→ **Short exercise 1**: From the homily below, write out the stretch from "29th Sunday OT" through "is Love Himself.".
→ **Short exercise 2**: In the homily below, list every bodily movement named in the sentence that begins "Bowing, kneeling, standing".

Be a Bullheaded Pray-er

Audio File

29th Sunday OT
Fr. Philip Neri Powell, OP
OLR, NOLA



Pray always. Pray always without ceasing. Pray always without ceasing, AND do not grow weary. Is there anything we can do always and without ceasing that doesn't make us grow weary? Even those things that we love to do will eventually grind us down, so why should prayer be any different? Why wouldn't a ceaseless conversation with God wear us out? The intense focus required. Memories stoking conscious thought. Fingers counting out beads. Bowing, kneeling, standing, maybe even crawling, only to stand again and genuflect. Why doesn't a ceaseless conversation with God wear us out? Maybe it should. But it doesn't. Perseverance in prayer – always, without ceasing – cannot weary us b/c prayer is our direct line to the source and summit, the center and ground of our being: God who is Love Himself.

Pray always, without ceasing and do not grow weary. Be persistent, persevering in prayer. That sounds good. It sounds like the sort of advice we want to hear from the pulpit. We want to hear our preachers exhort us to be persistent, to be persevering, but let's be frank with one another. Words like “persistent” and “perseverance” are just the polite substitutes we use to disguise a vulgar truth: a successful prayer-life requires a bull-headedness. I mean something akin to the sort of stubbornness that we expect from a rented mule. If you will live a life in God's blessing, weariness is not an option. Why not? B/c the stakes are too high. B/c the costs of laxity are too great. Consider: prayer does nothing to change the mind of God. Prayer changes the one praying. If we cannot or will not recognize the blessings that God has poured out for us, it's likely b/c we have failed to be stubborn enough in using prayer to open our own eyes to see. His gifts never stop coming; they never cease flowing. If we will to see and receive His gifts, our prayer can never cease. Gratitude must always be on our lips.


Writing to his disciple, Timothy, Paul urges, “Remain faithful to what you have learned and believed. . .I charge you in the presence of God and of Christ Jesus. . .proclaim the word; be persistent. . .” Remain faithful; be persistent. Why this focus on endurance, tenacity? Aren't we called as Christians to be tolerant and flexible? Aren't we supposed to be willing to compromise in conflict? That's what “love your neighbor” is all about, right? I mean, how do we love others and at the same time remain faithful to what we have learned, if what we have learned conflicts with Christ's command to love? When we love our neighbors, we participate in Love who is God Himself. He is also Truth and Goodness, so we can only love in the presence of the True and the Good. Paul's admonition to remain faithful and to persist in the Truth is a warning to us not to forget that we are vowed to proclaim the Word. We can only fulfill our vow if we stubbornly refuse to surrender our direct line to Love Himself, only if we tenaciously guard against the temptation to compromise what we have learned and believe.

→ **Rows**:

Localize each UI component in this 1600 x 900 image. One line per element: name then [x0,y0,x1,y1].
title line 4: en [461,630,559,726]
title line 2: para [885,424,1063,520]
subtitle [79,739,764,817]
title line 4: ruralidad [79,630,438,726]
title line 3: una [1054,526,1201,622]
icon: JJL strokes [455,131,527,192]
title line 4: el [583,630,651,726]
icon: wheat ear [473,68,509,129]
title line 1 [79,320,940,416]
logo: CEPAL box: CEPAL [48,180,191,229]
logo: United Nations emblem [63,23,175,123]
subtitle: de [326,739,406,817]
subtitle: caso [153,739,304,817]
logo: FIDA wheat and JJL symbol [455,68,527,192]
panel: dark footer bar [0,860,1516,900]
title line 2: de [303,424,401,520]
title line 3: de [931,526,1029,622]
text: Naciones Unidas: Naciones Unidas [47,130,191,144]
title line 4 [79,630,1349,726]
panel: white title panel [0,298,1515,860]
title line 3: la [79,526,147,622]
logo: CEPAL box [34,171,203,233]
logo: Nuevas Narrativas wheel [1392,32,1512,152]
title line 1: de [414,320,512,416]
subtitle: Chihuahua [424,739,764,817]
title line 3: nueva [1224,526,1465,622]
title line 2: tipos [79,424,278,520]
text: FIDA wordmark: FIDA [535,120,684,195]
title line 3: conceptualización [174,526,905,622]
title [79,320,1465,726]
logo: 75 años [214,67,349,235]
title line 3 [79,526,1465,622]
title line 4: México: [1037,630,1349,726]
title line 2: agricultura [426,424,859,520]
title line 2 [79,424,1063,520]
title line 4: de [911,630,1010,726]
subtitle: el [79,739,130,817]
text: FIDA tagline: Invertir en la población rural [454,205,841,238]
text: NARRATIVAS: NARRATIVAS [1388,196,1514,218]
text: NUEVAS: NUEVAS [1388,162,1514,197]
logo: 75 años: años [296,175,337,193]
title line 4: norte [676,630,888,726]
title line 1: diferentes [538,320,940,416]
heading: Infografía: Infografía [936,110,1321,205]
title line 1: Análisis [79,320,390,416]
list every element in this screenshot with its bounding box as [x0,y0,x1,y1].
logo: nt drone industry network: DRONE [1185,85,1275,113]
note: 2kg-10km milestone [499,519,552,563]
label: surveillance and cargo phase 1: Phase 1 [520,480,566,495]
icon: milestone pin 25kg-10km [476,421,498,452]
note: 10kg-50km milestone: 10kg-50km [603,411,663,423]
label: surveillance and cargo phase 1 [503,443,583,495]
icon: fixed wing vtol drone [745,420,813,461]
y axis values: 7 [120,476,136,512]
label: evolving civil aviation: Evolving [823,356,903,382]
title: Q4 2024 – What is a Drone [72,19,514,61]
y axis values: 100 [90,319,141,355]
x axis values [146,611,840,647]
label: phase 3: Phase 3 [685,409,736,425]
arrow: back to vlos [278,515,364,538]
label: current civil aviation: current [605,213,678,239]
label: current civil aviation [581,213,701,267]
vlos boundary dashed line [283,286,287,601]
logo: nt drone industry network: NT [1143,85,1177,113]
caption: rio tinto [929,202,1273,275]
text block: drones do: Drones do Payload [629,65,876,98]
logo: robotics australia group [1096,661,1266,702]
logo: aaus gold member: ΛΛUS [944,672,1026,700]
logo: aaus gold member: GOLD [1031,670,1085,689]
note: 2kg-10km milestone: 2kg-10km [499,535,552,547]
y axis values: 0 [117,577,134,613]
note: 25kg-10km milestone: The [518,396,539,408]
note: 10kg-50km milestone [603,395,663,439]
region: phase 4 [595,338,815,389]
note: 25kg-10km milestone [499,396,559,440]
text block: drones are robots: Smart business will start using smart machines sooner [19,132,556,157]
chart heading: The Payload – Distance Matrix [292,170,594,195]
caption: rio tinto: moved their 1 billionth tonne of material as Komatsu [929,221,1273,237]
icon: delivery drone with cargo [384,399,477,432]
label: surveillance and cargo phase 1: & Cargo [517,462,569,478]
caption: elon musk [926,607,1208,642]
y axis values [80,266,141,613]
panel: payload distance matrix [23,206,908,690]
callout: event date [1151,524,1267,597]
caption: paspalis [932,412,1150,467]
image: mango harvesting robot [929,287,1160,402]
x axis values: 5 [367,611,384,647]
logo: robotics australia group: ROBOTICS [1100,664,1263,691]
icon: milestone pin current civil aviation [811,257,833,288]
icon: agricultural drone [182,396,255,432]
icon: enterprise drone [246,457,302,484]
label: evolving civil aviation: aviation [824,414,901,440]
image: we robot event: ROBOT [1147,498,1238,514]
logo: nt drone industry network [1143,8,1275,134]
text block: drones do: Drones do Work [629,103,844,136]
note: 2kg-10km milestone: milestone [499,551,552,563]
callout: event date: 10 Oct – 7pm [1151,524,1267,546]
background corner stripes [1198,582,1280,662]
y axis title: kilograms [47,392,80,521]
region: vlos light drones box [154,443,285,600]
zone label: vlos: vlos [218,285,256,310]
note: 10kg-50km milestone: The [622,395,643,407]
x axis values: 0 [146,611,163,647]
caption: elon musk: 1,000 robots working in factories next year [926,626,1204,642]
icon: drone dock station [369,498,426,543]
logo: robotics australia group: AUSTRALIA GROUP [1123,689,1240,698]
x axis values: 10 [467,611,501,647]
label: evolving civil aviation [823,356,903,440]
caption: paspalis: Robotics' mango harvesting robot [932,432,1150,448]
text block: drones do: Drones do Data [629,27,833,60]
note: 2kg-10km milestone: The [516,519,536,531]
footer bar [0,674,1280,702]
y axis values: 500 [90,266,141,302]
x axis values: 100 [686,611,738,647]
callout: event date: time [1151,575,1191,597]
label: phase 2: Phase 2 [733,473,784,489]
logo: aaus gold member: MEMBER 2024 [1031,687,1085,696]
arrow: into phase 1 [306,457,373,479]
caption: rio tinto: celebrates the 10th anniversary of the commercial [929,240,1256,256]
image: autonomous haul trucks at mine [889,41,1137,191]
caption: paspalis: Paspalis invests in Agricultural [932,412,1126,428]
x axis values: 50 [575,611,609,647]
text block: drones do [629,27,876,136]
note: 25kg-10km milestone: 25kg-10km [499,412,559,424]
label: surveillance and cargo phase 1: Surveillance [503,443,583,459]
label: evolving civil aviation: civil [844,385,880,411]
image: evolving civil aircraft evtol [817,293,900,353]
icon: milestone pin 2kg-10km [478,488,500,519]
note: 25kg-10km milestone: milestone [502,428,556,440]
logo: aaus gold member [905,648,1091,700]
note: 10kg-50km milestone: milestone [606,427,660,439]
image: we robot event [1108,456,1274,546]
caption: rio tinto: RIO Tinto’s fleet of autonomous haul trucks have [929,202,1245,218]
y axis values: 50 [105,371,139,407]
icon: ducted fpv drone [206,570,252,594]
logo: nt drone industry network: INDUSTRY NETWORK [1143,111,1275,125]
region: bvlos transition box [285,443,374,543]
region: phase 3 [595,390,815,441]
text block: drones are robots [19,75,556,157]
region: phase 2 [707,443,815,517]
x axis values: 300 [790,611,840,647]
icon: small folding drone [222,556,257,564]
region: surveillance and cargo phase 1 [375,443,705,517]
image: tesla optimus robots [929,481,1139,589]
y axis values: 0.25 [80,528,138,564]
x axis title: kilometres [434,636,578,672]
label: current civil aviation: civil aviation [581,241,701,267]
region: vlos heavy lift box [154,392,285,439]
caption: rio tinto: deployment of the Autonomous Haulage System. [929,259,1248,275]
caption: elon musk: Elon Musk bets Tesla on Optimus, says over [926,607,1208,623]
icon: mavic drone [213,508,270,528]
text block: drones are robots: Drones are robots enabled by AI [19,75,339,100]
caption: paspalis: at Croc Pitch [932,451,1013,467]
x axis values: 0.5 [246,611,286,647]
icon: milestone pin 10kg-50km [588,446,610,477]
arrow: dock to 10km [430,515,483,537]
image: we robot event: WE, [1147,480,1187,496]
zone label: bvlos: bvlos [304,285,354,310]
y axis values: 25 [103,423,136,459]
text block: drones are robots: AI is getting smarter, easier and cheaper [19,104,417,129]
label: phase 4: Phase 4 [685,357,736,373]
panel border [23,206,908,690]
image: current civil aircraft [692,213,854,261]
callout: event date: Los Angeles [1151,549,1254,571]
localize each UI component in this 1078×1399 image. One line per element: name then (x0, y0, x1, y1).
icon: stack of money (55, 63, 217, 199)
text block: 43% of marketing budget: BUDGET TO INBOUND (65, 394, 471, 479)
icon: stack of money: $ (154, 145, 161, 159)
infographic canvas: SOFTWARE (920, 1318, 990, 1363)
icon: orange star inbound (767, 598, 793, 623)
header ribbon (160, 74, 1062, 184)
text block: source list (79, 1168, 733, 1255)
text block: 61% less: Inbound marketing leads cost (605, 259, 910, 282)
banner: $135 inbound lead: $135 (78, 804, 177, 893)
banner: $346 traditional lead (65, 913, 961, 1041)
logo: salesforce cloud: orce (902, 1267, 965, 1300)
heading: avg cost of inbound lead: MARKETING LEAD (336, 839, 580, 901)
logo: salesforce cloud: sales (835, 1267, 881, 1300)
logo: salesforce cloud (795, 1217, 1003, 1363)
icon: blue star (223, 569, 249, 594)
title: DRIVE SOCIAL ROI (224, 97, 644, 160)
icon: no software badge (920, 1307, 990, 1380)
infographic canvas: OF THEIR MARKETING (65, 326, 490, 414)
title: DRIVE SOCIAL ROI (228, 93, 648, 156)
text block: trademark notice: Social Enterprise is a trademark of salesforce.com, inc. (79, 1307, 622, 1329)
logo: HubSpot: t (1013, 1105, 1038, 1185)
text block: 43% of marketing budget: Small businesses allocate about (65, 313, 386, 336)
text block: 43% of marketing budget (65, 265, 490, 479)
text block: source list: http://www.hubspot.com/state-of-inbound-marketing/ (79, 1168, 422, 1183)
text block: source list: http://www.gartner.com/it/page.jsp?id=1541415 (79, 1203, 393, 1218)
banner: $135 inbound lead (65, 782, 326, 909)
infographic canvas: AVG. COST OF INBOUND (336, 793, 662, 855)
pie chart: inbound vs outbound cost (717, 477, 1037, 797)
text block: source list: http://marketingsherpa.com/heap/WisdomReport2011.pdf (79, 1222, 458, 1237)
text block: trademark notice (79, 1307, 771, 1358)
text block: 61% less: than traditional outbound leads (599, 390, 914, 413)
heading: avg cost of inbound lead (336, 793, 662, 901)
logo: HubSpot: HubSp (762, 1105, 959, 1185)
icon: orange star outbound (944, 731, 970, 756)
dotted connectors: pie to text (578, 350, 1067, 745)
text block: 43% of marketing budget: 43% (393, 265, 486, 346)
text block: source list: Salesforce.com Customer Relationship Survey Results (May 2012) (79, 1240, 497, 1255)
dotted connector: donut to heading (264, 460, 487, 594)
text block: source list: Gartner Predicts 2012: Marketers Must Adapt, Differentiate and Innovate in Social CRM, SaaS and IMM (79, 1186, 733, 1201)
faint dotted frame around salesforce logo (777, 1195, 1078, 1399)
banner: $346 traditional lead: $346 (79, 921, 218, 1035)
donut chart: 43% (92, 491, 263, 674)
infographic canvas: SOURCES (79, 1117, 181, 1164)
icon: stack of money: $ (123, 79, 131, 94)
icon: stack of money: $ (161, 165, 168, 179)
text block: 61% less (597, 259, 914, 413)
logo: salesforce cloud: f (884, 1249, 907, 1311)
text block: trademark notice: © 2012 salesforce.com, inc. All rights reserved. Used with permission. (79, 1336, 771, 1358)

→ **Right answer 1**:
29th Sunday OT
Fr. Philip Neri Powell, OP
OLR, NOLA



Pray always. Pray always without ceasing. Pray always without ceasing, AND do not grow weary. Is there anything we can do always and without ceasing that doesn't make us grow weary? Even those things that we love to do will eventually grind us down, so why should prayer be any different? Why wouldn't a ceaseless conversation with God wear us out? The intense focus required. Memories stoking conscious thought. Fingers counting out beads. Bowing, kneeling, standing, maybe even crawling, only to stand again and genuflect. Why doesn't a ceaseless conversation with God wear us out? Maybe it should. But it doesn't. Perseverance in prayer – always, without ceasing – cannot weary us b/c prayer is our direct line to the source and summit, the center and ground of our being: God who is Love Himself.

→ **Right answer 2**:
- Bowing
- Kneeling
- Standing
- Crawling
- Genuflecting